- [Challenge]:
Going through the material below, please gather all lines with the word "不粘胎干燥时间" in them.

--

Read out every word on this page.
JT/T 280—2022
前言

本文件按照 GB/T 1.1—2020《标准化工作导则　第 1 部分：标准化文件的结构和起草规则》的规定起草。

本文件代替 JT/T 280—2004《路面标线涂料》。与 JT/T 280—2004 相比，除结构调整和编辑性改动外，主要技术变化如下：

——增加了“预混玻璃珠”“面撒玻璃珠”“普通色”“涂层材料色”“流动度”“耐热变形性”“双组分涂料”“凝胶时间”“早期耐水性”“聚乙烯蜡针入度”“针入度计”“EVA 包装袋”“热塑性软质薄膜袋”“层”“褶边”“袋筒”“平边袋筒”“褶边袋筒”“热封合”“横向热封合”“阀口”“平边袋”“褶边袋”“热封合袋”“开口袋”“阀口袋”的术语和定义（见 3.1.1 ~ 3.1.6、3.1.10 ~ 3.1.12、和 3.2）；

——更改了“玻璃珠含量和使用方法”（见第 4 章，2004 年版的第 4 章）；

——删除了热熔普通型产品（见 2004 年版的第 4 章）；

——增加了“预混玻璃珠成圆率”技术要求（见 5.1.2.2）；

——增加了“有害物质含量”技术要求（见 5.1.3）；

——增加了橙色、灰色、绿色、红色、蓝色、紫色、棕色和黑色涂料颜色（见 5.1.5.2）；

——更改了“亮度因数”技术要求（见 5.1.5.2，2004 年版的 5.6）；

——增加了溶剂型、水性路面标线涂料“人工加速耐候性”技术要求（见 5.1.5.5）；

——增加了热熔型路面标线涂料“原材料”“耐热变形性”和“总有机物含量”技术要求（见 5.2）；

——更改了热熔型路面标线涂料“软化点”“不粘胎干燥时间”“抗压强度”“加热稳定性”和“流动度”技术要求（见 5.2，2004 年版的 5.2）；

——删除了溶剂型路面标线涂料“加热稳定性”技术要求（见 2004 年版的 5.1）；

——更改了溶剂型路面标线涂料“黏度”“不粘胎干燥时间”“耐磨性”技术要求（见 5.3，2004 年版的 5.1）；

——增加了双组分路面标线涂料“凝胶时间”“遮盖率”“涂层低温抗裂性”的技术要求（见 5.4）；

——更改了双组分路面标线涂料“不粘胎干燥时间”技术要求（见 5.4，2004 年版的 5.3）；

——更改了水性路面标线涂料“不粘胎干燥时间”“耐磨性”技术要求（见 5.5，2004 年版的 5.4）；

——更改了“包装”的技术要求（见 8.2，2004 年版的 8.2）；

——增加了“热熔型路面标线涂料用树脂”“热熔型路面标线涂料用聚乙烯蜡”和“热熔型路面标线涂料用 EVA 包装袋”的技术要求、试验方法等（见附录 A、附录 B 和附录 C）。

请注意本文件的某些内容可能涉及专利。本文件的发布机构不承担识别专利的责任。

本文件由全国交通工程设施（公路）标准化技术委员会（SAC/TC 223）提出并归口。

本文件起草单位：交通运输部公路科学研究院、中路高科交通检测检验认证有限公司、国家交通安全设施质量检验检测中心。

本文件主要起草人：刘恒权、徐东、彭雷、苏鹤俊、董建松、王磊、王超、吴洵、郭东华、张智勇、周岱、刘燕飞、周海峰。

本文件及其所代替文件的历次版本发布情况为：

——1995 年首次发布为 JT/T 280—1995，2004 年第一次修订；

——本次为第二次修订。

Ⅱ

--

- [Finished task]:
——更改了热熔型路面标线涂料“软化点”“不粘胎干燥时间”“抗压强度”“加热稳定性”和“流动度”技术要求（见 5.2，2004 年版的 5.2）；
——更改了溶剂型路面标线涂料“黏度”“不粘胎干燥时间”“耐磨性”技术要求（见 5.3，2004 年版的 5.1）；
——更改了双组分路面标线涂料“不粘胎干燥时间”技术要求（见 5.4，2004 年版的 5.3）；
——更改了水性路面标线涂料“不粘胎干燥时间”“耐磨性”技术要求（见 5.5，2004 年版的 5.4）；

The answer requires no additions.